DONNÉES DE TRAVAIL ▸
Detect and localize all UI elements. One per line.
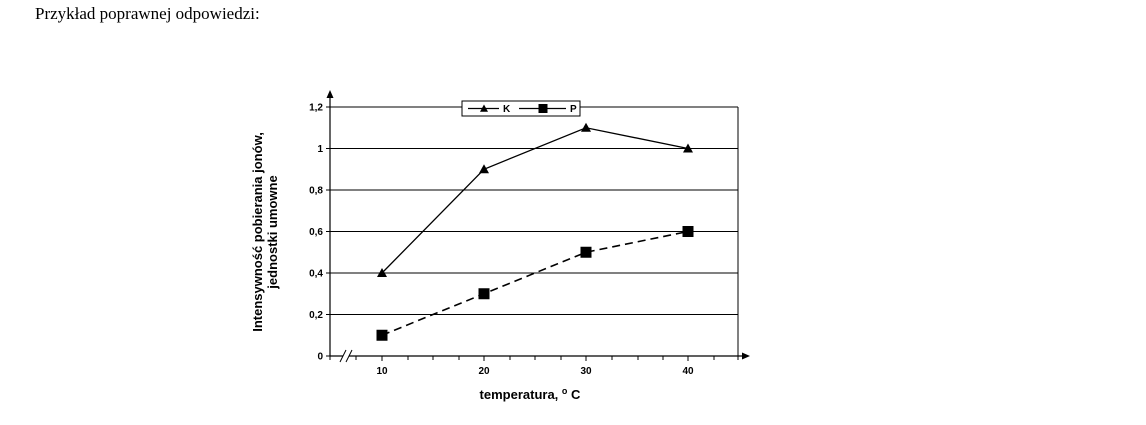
data-point-p [682,226,694,237]
legend-label-k: K [503,104,511,115]
y-tick-label: 0,2 [309,310,323,321]
grid-lines [330,106,739,356]
y-axis-title: Intensywność pobierania jonów, jednostki… [250,132,280,332]
data-point-p [376,329,388,341]
series-line-p [381,230,689,336]
x-axis-unit-sup: o [562,386,568,396]
y-axis-title-line2: jednostki umowne [265,175,280,289]
y-tick-labels: 0 0,2 0,4 0,6 0,8 1 1,2 [309,103,323,363]
legend-marker-k [480,104,488,112]
x-tick-label: 20 [478,366,490,377]
x-tick-label: 40 [682,366,694,377]
x-axis-arrow [742,352,750,360]
axis-break-mark [345,349,353,363]
legend-label-p: P [570,104,577,115]
data-point-k [479,164,489,174]
x-tick-labels: 10 20 30 40 [376,366,694,377]
data-point-k [581,122,591,132]
axis-break-mark [339,349,347,363]
data-point-k [377,268,387,277]
y-tick-label: 1,2 [309,103,323,114]
y-tick-label: 0,4 [309,269,323,280]
x-axis-title: temperatura, o C [480,382,582,402]
series-line-k [381,127,689,274]
axes [326,90,750,363]
series-group [376,122,694,341]
data-point-p [580,246,592,258]
data-point-k [683,143,693,153]
axis-break-gap [343,350,349,362]
y-tick-label: 1 [317,144,323,155]
y-tick-label: 0,6 [309,227,323,238]
y-tick-label: 0,8 [309,186,323,197]
y-tick-label: 0 [317,352,323,363]
x-axis-label: temperatura, [480,387,559,402]
x-tick-label: 10 [376,366,388,377]
y-axis-title-line1: Intensywność pobierania jonów, [250,132,265,332]
intro-text: Przykład poprawnej odpowiedzi: [35,4,260,23]
x-tick-label: 30 [580,366,592,377]
data-point-p [478,288,490,300]
x-axis-unit: C [571,387,581,402]
y-axis-arrow [326,90,334,98]
legend-marker-p [538,104,548,113]
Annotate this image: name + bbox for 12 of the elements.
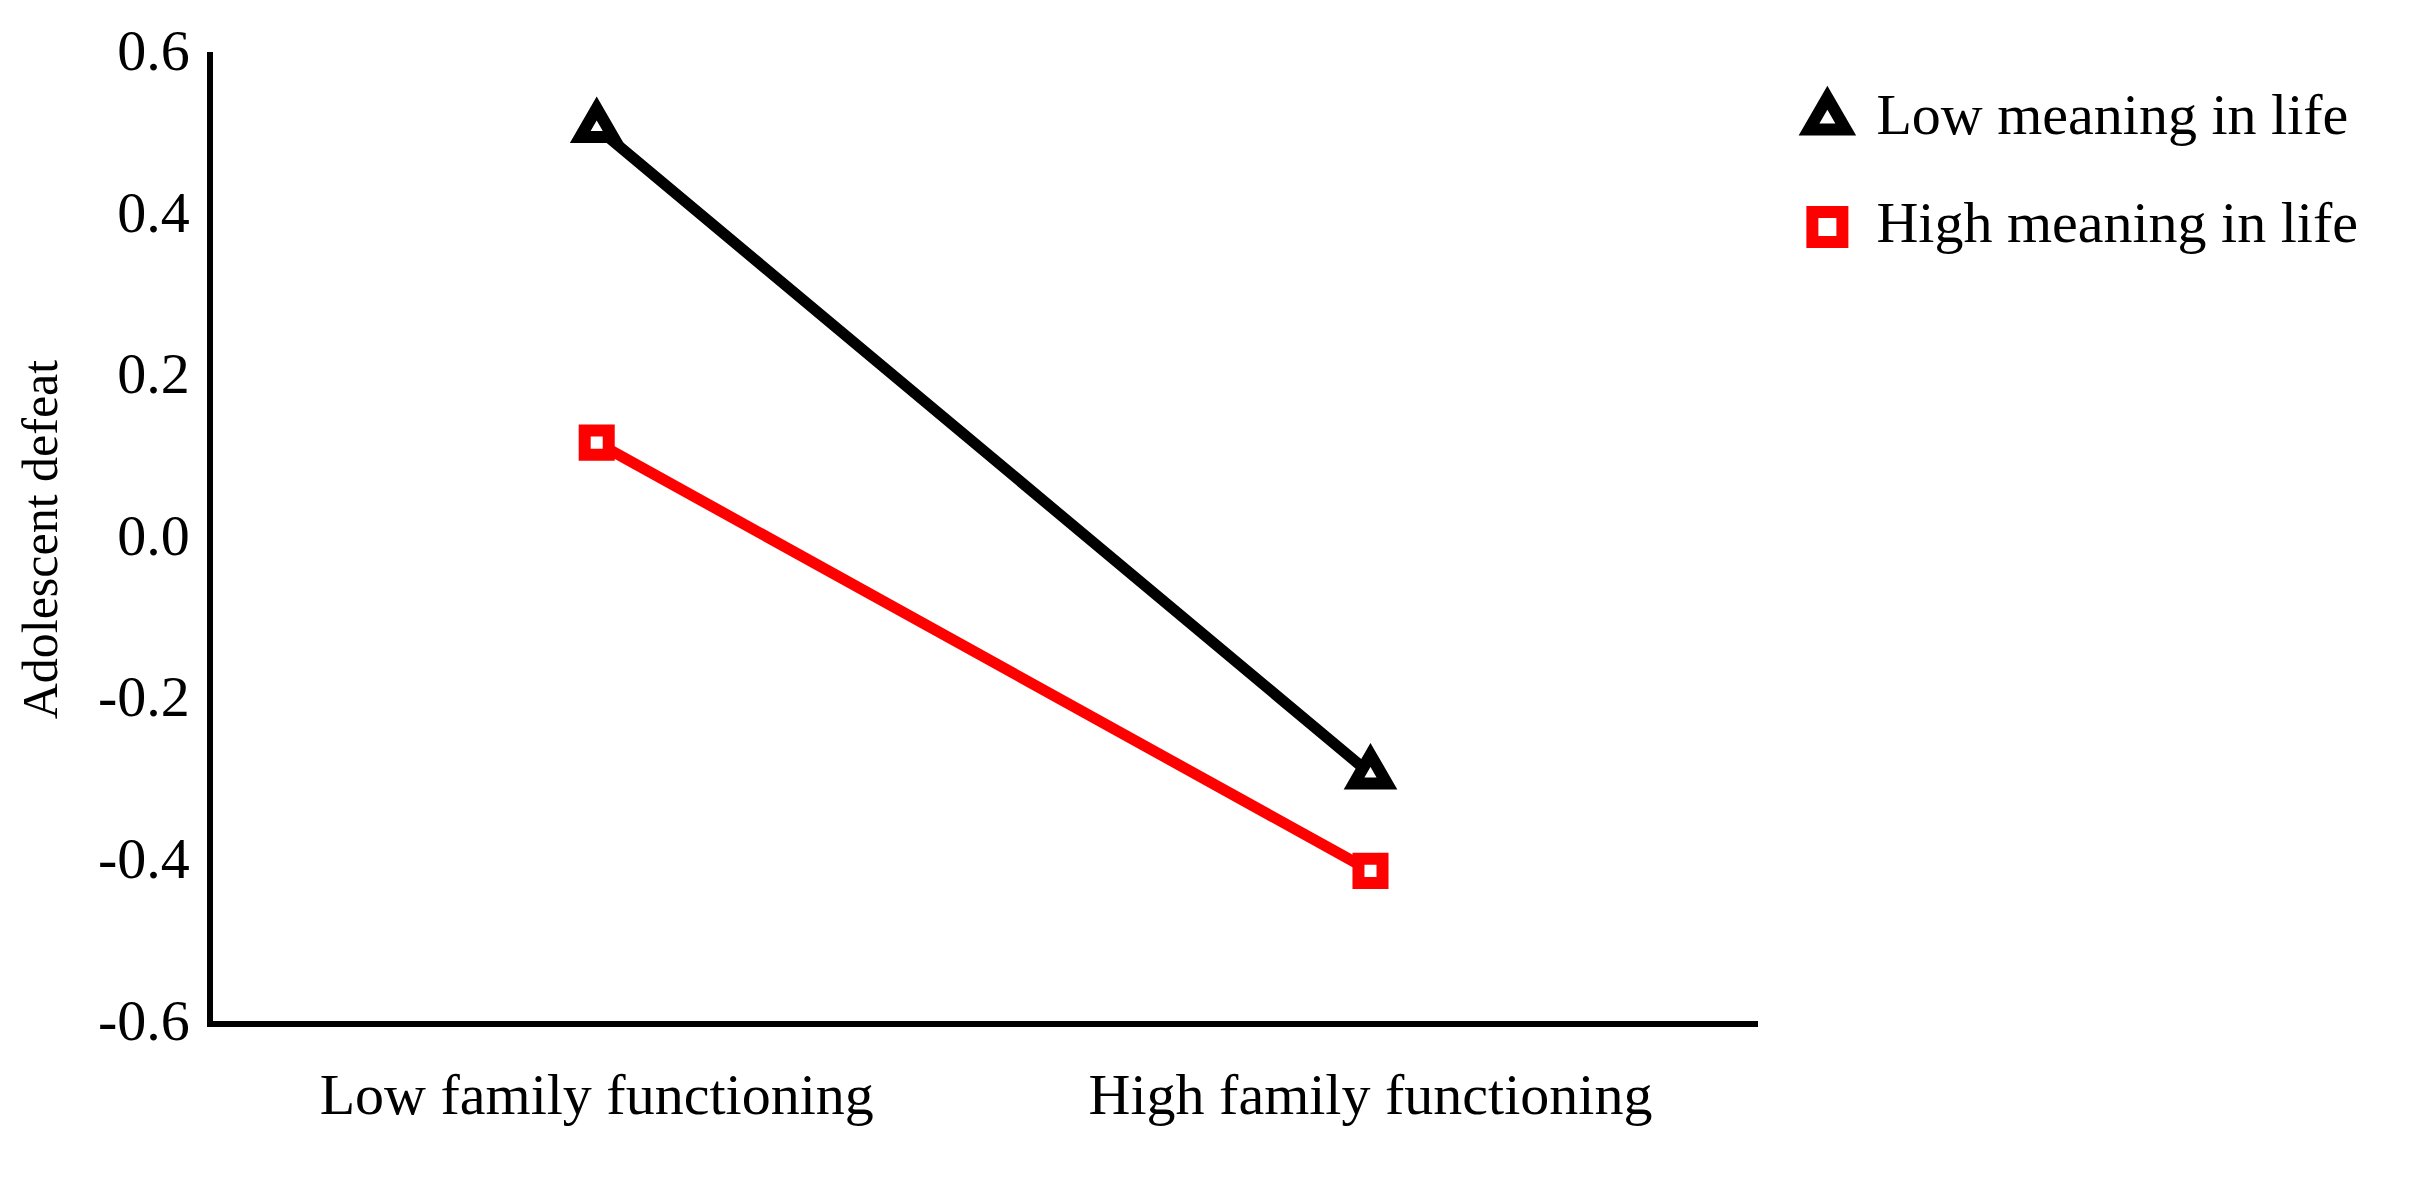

OBJECTIF ▸ Recopiez à l'identique toutes les lignes des données ci-dessus, en laissant de côté les images.

RÉPONSE ATTENDUE ▸
Detect and localize all UI elements. One per line.
data-point-p [682,226,694,237]
legend-label-k: K [503,104,511,115]
y-tick-label: 0,2 [309,310,323,321]
grid-lines [330,106,739,356]
y-axis-title: Intensywność pobierania jonów, jednostki… [250,132,280,332]
data-point-p [376,329,388,341]
series-line-p [381,230,689,336]
x-axis-unit-sup: o [562,386,568,396]
y-axis-title-line2: jednostki umowne [265,175,280,289]
y-tick-labels: 0 0,2 0,4 0,6 0,8 1 1,2 [309,103,323,363]
legend-marker-k [480,104,488,112]
x-tick-label: 20 [478,366,490,377]
x-tick-label: 40 [682,366,694,377]
x-axis-arrow [742,352,750,360]
axis-break-mark [345,349,353,363]
legend-label-p: P [570,104,577,115]
data-point-k [479,164,489,174]
x-tick-labels: 10 20 30 40 [376,366,694,377]
data-point-k [581,122,591,132]
axis-break-mark [339,349,347,363]
data-point-k [377,268,387,277]
y-tick-label: 1,2 [309,103,323,114]
y-tick-label: 0,4 [309,269,323,280]
x-axis-title: temperatura, o C [480,382,582,402]
series-line-k [381,127,689,274]
axes [326,90,750,363]
series-group [376,122,694,341]
data-point-p [580,246,592,258]
data-point-k [683,143,693,153]
axis-break-gap [343,350,349,362]
y-tick-label: 1 [317,144,323,155]
y-tick-label: 0,6 [309,227,323,238]
y-tick-label: 0,8 [309,186,323,197]
y-tick-label: 0 [317,352,323,363]
x-axis-label: temperatura, [480,387,559,402]
x-tick-label: 10 [376,366,388,377]
y-axis-title-line1: Intensywność pobierania jonów, [250,132,265,332]
intro-text: Przykład poprawnej odpowiedzi: [35,4,260,23]
x-tick-label: 30 [580,366,592,377]
data-point-p [478,288,490,300]
x-axis-unit: C [571,387,581,402]
y-axis-arrow [326,90,334,98]
legend-marker-p [538,104,548,113]
Annotate this image: name + bbox for 12 of the elements.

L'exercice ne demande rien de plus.